===== Material for this exercise

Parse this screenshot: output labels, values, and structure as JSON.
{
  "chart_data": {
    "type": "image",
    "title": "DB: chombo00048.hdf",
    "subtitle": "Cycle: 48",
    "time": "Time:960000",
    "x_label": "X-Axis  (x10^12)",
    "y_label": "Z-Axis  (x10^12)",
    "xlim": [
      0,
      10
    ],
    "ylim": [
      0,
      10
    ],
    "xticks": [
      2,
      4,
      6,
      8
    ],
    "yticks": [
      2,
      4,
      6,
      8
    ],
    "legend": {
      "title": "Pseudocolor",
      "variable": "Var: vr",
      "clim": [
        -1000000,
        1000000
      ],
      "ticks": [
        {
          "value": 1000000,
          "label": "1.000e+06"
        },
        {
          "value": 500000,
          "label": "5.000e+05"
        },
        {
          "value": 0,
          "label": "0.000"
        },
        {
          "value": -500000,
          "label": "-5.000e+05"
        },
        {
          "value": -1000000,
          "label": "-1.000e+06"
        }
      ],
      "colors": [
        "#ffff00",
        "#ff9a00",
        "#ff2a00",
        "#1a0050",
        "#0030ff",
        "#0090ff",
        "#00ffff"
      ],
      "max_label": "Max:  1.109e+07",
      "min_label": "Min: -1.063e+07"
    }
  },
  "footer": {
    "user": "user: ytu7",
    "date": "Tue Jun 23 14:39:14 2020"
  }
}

==========

## Directions for this task
Restate the listing in full, word for word.

## Written response
Parse this screenshot: output labels, values, and structure as JSON.
{
  "chart_data": {
    "type": "image",
    "title": "DB: chombo00048.hdf",
    "subtitle": "Cycle: 48",
    "time": "Time:960000",
    "x_label": "X-Axis  (x10^12)",
    "y_label": "Z-Axis  (x10^12)",
    "xlim": [
      0,
      10
    ],
    "ylim": [
      0,
      10
    ],
    "xticks": [
      2,
      4,
      6,
      8
    ],
    "yticks": [
      2,
      4,
      6,
      8
    ],
    "legend": {
      "title": "Pseudocolor",
      "variable": "Var: vr",
      "clim": [
        -1000000,
        1000000
      ],
      "ticks": [
        {
          "value": 1000000,
          "label": "1.000e+06"
        },
        {
          "value": 500000,
          "label": "5.000e+05"
        },
        {
          "value": 0,
          "label": "0.000"
        },
        {
          "value": -500000,
          "label": "-5.000e+05"
        },
        {
          "value": -1000000,
          "label": "-1.000e+06"
        }
      ],
      "colors": [
        "#ffff00",
        "#ff9a00",
        "#ff2a00",
        "#1a0050",
        "#0030ff",
        "#0090ff",
        "#00ffff"
      ],
      "max_label": "Max:  1.109e+07",
      "min_label": "Min: -1.063e+07"
    }
  },
  "footer": {
    "user": "user: ytu7",
    "date": "Tue Jun 23 14:39:14 2020"
  }
}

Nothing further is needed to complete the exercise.